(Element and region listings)
— Begin —
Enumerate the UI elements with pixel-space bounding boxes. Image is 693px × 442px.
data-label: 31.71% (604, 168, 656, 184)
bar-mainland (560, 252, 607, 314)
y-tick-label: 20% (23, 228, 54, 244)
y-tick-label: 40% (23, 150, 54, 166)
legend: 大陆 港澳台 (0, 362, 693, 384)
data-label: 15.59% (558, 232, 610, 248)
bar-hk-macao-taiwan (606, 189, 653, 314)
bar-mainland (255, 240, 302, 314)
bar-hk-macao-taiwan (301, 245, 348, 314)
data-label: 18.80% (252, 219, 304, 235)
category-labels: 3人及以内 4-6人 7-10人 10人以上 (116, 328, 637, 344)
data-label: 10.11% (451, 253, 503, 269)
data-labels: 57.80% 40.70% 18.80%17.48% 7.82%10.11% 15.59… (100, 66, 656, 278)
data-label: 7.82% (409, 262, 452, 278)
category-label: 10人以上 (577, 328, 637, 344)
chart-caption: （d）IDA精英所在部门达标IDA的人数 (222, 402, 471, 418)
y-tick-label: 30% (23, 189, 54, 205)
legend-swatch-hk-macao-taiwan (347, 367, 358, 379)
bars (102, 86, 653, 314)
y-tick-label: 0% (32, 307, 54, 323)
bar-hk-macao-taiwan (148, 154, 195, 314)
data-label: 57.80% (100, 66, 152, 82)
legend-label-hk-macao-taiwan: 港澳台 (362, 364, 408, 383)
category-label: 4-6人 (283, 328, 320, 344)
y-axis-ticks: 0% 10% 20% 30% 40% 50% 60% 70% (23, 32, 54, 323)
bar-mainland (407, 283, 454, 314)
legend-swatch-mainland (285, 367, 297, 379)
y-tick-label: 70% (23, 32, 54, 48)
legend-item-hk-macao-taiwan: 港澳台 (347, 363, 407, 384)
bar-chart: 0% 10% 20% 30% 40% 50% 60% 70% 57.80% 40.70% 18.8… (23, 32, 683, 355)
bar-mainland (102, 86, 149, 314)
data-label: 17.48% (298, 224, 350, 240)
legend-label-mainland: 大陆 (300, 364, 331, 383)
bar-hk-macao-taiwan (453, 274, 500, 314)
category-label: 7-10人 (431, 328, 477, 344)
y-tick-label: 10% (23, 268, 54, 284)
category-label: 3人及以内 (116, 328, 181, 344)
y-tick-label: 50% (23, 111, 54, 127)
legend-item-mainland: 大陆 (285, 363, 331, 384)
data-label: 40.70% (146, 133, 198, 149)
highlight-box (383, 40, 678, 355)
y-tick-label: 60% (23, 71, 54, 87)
— End —
** What you should do **
Write out every line of the records above exactly as it appears.

** The output **
Enumerate the UI elements with pixel-space bounding boxes. Image is 693px × 442px.
data-label: 31.71% (604, 168, 656, 184)
bar-mainland (560, 252, 607, 314)
y-tick-label: 20% (23, 228, 54, 244)
y-tick-label: 40% (23, 150, 54, 166)
legend: 大陆 港澳台 (0, 362, 693, 384)
data-label: 15.59% (558, 232, 610, 248)
bar-hk-macao-taiwan (606, 189, 653, 314)
bar-mainland (255, 240, 302, 314)
bar-hk-macao-taiwan (301, 245, 348, 314)
data-label: 18.80% (252, 219, 304, 235)
category-labels: 3人及以内 4-6人 7-10人 10人以上 (116, 328, 637, 344)
data-label: 10.11% (451, 253, 503, 269)
data-labels: 57.80% 40.70% 18.80%17.48% 7.82%10.11% 15.59… (100, 66, 656, 278)
data-label: 7.82% (409, 262, 452, 278)
category-label: 10人以上 (577, 328, 637, 344)
chart-caption: （d）IDA精英所在部门达标IDA的人数 (222, 402, 471, 418)
y-tick-label: 30% (23, 189, 54, 205)
legend-swatch-hk-macao-taiwan (347, 367, 358, 379)
bars (102, 86, 653, 314)
y-tick-label: 0% (32, 307, 54, 323)
bar-hk-macao-taiwan (148, 154, 195, 314)
data-label: 57.80% (100, 66, 152, 82)
legend-label-hk-macao-taiwan: 港澳台 (362, 364, 408, 383)
category-label: 4-6人 (283, 328, 320, 344)
y-axis-ticks: 0% 10% 20% 30% 40% 50% 60% 70% (23, 32, 54, 323)
bar-mainland (407, 283, 454, 314)
legend-swatch-mainland (285, 367, 297, 379)
y-tick-label: 70% (23, 32, 54, 48)
legend-item-hk-macao-taiwan: 港澳台 (347, 363, 407, 384)
bar-chart: 0% 10% 20% 30% 40% 50% 60% 70% 57.80% 40.70% 18.8… (23, 32, 683, 355)
bar-mainland (102, 86, 149, 314)
data-label: 17.48% (298, 224, 350, 240)
legend-label-mainland: 大陆 (300, 364, 331, 383)
bar-hk-macao-taiwan (453, 274, 500, 314)
category-label: 7-10人 (431, 328, 477, 344)
y-tick-label: 10% (23, 268, 54, 284)
category-label: 3人及以内 (116, 328, 181, 344)
y-tick-label: 50% (23, 111, 54, 127)
legend-item-mainland: 大陆 (285, 363, 331, 384)
data-label: 40.70% (146, 133, 198, 149)
highlight-box (383, 40, 678, 355)
y-tick-label: 60% (23, 71, 54, 87)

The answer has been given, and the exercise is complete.